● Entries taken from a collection
● ● ● ●
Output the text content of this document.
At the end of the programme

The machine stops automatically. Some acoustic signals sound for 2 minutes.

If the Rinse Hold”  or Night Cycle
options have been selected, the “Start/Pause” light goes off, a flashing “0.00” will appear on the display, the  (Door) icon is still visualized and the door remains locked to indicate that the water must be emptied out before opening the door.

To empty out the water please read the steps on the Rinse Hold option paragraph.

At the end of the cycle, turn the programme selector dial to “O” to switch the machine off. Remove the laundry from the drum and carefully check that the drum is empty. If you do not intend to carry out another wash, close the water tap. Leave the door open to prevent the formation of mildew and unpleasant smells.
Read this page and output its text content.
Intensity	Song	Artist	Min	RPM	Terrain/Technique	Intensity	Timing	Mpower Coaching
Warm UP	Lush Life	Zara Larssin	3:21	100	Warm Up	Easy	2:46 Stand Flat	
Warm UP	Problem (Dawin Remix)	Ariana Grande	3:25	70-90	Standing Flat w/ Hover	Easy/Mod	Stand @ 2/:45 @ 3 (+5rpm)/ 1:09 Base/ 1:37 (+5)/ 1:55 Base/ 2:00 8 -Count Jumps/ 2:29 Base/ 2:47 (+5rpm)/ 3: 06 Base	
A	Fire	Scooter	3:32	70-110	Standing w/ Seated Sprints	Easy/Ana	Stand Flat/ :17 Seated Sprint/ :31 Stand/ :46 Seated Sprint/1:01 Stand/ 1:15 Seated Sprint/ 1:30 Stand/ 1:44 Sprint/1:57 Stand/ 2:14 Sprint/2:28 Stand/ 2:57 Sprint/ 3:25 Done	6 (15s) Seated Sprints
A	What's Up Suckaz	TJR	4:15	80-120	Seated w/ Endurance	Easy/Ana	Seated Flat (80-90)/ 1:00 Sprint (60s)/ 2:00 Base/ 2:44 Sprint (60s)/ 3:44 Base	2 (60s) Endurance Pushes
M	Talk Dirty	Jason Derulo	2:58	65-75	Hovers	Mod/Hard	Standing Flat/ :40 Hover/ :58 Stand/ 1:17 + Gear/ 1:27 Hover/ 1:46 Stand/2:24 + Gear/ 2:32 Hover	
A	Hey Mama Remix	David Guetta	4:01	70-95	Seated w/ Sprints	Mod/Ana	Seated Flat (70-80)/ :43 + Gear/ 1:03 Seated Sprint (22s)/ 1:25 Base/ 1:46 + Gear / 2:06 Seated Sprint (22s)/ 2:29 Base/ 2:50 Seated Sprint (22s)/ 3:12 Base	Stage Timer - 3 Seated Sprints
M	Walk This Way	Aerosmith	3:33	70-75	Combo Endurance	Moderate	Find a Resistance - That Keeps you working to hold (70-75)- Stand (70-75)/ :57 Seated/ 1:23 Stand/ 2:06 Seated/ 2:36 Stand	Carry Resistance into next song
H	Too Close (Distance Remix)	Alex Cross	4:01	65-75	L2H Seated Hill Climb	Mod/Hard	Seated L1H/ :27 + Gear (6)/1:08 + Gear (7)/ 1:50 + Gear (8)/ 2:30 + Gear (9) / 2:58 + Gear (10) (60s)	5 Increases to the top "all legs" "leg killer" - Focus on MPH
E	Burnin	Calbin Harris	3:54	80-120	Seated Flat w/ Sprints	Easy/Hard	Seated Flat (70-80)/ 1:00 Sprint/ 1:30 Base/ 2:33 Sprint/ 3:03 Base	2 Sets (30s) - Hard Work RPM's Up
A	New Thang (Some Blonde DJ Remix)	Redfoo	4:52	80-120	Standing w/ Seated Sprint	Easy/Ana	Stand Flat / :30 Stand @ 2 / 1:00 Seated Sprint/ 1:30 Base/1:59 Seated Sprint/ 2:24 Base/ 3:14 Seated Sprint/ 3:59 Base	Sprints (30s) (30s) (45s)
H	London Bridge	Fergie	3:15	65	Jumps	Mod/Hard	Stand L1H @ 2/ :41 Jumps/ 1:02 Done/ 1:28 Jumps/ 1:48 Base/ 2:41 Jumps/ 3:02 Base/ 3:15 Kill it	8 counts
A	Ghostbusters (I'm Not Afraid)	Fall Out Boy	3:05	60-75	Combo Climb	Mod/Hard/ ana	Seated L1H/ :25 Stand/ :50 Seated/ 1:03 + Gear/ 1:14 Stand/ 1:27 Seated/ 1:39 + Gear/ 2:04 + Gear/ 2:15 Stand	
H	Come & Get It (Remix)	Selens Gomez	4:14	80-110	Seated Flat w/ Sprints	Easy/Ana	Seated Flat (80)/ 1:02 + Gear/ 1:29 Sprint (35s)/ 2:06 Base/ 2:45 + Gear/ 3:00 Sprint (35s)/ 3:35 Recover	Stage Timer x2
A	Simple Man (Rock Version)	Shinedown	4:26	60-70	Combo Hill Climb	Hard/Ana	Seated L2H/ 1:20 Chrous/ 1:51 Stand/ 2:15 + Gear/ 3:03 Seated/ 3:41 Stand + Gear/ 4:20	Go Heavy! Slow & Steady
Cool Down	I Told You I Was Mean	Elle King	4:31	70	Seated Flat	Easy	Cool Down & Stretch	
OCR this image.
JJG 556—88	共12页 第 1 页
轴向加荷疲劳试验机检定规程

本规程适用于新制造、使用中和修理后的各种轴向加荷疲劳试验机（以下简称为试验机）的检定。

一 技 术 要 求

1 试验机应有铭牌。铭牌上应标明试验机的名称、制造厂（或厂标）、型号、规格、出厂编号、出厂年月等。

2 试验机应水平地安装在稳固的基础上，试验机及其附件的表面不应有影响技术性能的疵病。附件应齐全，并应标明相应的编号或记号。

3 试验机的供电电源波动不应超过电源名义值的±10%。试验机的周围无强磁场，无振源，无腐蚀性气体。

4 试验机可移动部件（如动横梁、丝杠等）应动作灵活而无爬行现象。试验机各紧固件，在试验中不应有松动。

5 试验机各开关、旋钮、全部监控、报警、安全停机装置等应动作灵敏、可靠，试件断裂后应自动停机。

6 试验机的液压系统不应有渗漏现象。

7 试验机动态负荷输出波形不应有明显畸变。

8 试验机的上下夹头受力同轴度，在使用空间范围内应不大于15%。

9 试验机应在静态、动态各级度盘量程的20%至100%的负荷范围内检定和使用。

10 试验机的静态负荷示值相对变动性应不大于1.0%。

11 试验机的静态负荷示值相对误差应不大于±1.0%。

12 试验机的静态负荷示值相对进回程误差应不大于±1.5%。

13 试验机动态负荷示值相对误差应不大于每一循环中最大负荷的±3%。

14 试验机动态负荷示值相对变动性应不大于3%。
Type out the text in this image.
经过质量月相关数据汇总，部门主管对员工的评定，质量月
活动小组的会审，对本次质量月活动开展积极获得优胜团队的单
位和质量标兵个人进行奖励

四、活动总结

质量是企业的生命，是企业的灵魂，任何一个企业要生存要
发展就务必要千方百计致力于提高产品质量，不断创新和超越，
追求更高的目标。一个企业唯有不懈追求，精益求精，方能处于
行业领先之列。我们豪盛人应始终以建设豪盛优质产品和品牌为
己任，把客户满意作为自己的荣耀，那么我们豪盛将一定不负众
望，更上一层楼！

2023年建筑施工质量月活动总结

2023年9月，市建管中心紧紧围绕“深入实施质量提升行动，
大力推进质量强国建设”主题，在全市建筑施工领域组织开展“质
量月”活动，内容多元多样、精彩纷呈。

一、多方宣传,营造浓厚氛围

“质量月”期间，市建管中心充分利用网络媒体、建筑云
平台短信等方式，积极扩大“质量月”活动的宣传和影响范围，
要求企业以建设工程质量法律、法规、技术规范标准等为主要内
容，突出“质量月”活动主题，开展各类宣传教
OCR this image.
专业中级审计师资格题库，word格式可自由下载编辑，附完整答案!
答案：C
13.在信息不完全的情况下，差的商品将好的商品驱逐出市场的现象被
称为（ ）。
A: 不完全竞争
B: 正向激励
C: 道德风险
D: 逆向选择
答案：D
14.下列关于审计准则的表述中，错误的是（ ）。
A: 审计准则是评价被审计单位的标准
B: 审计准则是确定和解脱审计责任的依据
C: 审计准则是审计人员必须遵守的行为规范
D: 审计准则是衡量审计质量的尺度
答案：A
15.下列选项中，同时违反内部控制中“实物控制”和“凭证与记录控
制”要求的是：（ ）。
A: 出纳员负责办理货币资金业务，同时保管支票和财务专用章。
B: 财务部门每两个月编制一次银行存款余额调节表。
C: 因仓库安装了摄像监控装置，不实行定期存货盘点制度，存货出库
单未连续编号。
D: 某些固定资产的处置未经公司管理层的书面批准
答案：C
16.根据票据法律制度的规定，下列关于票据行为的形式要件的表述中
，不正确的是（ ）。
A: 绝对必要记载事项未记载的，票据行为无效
● ● ● ●
Report only the number of lines in the data above that contain "Stage".

2